--- What you should do ---
Write the material out again exactly.

--- Input records ---
==============================

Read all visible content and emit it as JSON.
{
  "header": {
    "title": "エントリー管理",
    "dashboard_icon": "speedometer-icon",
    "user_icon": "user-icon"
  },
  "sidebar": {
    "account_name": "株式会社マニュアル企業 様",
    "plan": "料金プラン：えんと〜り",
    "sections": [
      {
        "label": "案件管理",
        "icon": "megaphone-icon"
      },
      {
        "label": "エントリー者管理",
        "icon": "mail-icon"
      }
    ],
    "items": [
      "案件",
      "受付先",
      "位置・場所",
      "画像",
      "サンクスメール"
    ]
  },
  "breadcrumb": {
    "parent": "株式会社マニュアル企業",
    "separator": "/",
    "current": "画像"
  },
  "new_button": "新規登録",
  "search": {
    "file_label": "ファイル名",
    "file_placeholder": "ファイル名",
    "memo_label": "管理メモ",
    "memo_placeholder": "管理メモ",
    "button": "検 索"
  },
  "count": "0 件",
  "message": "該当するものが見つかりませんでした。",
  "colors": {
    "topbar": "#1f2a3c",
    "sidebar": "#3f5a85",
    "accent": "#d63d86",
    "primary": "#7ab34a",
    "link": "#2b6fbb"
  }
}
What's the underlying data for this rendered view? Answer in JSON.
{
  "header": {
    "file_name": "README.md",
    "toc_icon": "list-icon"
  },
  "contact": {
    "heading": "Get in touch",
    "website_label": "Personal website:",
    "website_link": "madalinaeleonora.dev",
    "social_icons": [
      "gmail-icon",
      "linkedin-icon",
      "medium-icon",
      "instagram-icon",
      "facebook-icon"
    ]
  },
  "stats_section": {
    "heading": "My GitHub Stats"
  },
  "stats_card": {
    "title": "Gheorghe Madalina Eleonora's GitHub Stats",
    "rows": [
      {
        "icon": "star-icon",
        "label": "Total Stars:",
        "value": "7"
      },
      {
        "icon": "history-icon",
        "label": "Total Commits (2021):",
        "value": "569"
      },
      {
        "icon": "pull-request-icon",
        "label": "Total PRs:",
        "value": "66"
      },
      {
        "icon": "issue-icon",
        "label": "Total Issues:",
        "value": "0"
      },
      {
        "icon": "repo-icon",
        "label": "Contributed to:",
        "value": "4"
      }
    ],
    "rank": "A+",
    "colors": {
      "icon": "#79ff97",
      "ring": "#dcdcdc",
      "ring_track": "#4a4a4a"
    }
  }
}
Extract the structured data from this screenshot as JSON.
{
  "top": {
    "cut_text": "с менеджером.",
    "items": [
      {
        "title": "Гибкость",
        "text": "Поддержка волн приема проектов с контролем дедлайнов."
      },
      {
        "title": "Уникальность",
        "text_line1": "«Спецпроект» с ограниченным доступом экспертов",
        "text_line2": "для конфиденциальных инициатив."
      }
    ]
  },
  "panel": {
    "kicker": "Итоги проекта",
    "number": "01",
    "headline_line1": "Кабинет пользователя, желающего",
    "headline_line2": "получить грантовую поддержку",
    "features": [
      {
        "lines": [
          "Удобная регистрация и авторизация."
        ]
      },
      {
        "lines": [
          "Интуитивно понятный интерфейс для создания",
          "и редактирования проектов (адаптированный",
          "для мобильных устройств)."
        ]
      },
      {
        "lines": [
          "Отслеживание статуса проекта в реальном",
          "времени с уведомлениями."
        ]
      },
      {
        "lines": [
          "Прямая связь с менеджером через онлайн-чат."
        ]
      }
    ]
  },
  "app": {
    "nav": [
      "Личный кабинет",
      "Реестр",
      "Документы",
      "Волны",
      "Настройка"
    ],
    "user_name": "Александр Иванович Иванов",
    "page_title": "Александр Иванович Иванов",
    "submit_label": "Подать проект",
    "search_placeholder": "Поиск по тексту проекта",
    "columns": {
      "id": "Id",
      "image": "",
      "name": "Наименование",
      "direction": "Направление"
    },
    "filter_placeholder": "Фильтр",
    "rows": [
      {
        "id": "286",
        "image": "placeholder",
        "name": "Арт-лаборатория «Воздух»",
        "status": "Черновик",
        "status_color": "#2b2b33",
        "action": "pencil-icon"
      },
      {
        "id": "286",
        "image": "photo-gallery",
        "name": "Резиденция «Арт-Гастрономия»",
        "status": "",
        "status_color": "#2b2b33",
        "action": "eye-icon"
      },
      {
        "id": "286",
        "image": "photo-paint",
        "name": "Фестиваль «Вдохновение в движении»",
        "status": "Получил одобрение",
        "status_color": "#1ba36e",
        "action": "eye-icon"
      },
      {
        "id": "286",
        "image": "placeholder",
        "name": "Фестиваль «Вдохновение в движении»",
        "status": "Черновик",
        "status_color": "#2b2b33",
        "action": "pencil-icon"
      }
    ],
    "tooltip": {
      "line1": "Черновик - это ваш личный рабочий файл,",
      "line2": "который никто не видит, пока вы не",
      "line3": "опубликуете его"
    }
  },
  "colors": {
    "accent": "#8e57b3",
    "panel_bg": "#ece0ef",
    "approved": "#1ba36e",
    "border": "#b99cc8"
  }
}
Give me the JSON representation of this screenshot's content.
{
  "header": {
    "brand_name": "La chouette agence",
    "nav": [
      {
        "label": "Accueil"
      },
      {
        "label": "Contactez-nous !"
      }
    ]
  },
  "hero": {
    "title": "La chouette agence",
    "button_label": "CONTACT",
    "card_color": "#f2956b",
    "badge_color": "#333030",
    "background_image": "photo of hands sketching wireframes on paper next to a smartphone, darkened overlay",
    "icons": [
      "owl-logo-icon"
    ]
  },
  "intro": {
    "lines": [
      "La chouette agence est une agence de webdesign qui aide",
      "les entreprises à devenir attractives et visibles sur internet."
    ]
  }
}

==============================

--- Finished exercise ---
Read all visible content and emit it as JSON.
{
  "header": {
    "title": "エントリー管理",
    "dashboard_icon": "speedometer-icon",
    "user_icon": "user-icon"
  },
  "sidebar": {
    "account_name": "株式会社マニュアル企業 様",
    "plan": "料金プラン：えんと〜り",
    "sections": [
      {
        "label": "案件管理",
        "icon": "megaphone-icon"
      },
      {
        "label": "エントリー者管理",
        "icon": "mail-icon"
      }
    ],
    "items": [
      "案件",
      "受付先",
      "位置・場所",
      "画像",
      "サンクスメール"
    ]
  },
  "breadcrumb": {
    "parent": "株式会社マニュアル企業",
    "separator": "/",
    "current": "画像"
  },
  "new_button": "新規登録",
  "search": {
    "file_label": "ファイル名",
    "file_placeholder": "ファイル名",
    "memo_label": "管理メモ",
    "memo_placeholder": "管理メモ",
    "button": "検 索"
  },
  "count": "0 件",
  "message": "該当するものが見つかりませんでした。",
  "colors": {
    "topbar": "#1f2a3c",
    "sidebar": "#3f5a85",
    "accent": "#d63d86",
    "primary": "#7ab34a",
    "link": "#2b6fbb"
  }
}
What's the underlying data for this rendered view? Answer in JSON.
{
  "header": {
    "file_name": "README.md",
    "toc_icon": "list-icon"
  },
  "contact": {
    "heading": "Get in touch",
    "website_label": "Personal website:",
    "website_link": "madalinaeleonora.dev",
    "social_icons": [
      "gmail-icon",
      "linkedin-icon",
      "medium-icon",
      "instagram-icon",
      "facebook-icon"
    ]
  },
  "stats_section": {
    "heading": "My GitHub Stats"
  },
  "stats_card": {
    "title": "Gheorghe Madalina Eleonora's GitHub Stats",
    "rows": [
      {
        "icon": "star-icon",
        "label": "Total Stars:",
        "value": "7"
      },
      {
        "icon": "history-icon",
        "label": "Total Commits (2021):",
        "value": "569"
      },
      {
        "icon": "pull-request-icon",
        "label": "Total PRs:",
        "value": "66"
      },
      {
        "icon": "issue-icon",
        "label": "Total Issues:",
        "value": "0"
      },
      {
        "icon": "repo-icon",
        "label": "Contributed to:",
        "value": "4"
      }
    ],
    "rank": "A+",
    "colors": {
      "icon": "#79ff97",
      "ring": "#dcdcdc",
      "ring_track": "#4a4a4a"
    }
  }
}
Extract the structured data from this screenshot as JSON.
{
  "top": {
    "cut_text": "с менеджером.",
    "items": [
      {
        "title": "Гибкость",
        "text": "Поддержка волн приема проектов с контролем дедлайнов."
      },
      {
        "title": "Уникальность",
        "text_line1": "«Спецпроект» с ограниченным доступом экспертов",
        "text_line2": "для конфиденциальных инициатив."
      }
    ]
  },
  "panel": {
    "kicker": "Итоги проекта",
    "number": "01",
    "headline_line1": "Кабинет пользователя, желающего",
    "headline_line2": "получить грантовую поддержку",
    "features": [
      {
        "lines": [
          "Удобная регистрация и авторизация."
        ]
      },
      {
        "lines": [
          "Интуитивно понятный интерфейс для создания",
          "и редактирования проектов (адаптированный",
          "для мобильных устройств)."
        ]
      },
      {
        "lines": [
          "Отслеживание статуса проекта в реальном",
          "времени с уведомлениями."
        ]
      },
      {
        "lines": [
          "Прямая связь с менеджером через онлайн-чат."
        ]
      }
    ]
  },
  "app": {
    "nav": [
      "Личный кабинет",
      "Реестр",
      "Документы",
      "Волны",
      "Настройка"
    ],
    "user_name": "Александр Иванович Иванов",
    "page_title": "Александр Иванович Иванов",
    "submit_label": "Подать проект",
    "search_placeholder": "Поиск по тексту проекта",
    "columns": {
      "id": "Id",
      "image": "",
      "name": "Наименование",
      "direction": "Направление"
    },
    "filter_placeholder": "Фильтр",
    "rows": [
      {
        "id": "286",
        "image": "placeholder",
        "name": "Арт-лаборатория «Воздух»",
        "status": "Черновик",
        "status_color": "#2b2b33",
        "action": "pencil-icon"
      },
      {
        "id": "286",
        "image": "photo-gallery",
        "name": "Резиденция «Арт-Гастрономия»",
        "status": "",
        "status_color": "#2b2b33",
        "action": "eye-icon"
      },
      {
        "id": "286",
        "image": "photo-paint",
        "name": "Фестиваль «Вдохновение в движении»",
        "status": "Получил одобрение",
        "status_color": "#1ba36e",
        "action": "eye-icon"
      },
      {
        "id": "286",
        "image": "placeholder",
        "name": "Фестиваль «Вдохновение в движении»",
        "status": "Черновик",
        "status_color": "#2b2b33",
        "action": "pencil-icon"
      }
    ],
    "tooltip": {
      "line1": "Черновик - это ваш личный рабочий файл,",
      "line2": "который никто не видит, пока вы не",
      "line3": "опубликуете его"
    }
  },
  "colors": {
    "accent": "#8e57b3",
    "panel_bg": "#ece0ef",
    "approved": "#1ba36e",
    "border": "#b99cc8"
  }
}
Give me the JSON representation of this screenshot's content.
{
  "header": {
    "brand_name": "La chouette agence",
    "nav": [
      {
        "label": "Accueil"
      },
      {
        "label": "Contactez-nous !"
      }
    ]
  },
  "hero": {
    "title": "La chouette agence",
    "button_label": "CONTACT",
    "card_color": "#f2956b",
    "badge_color": "#333030",
    "background_image": "photo of hands sketching wireframes on paper next to a smartphone, darkened overlay",
    "icons": [
      "owl-logo-icon"
    ]
  },
  "intro": {
    "lines": [
      "La chouette agence est une agence de webdesign qui aide",
      "les entreprises à devenir attractives et visibles sur internet."
    ]
  }
}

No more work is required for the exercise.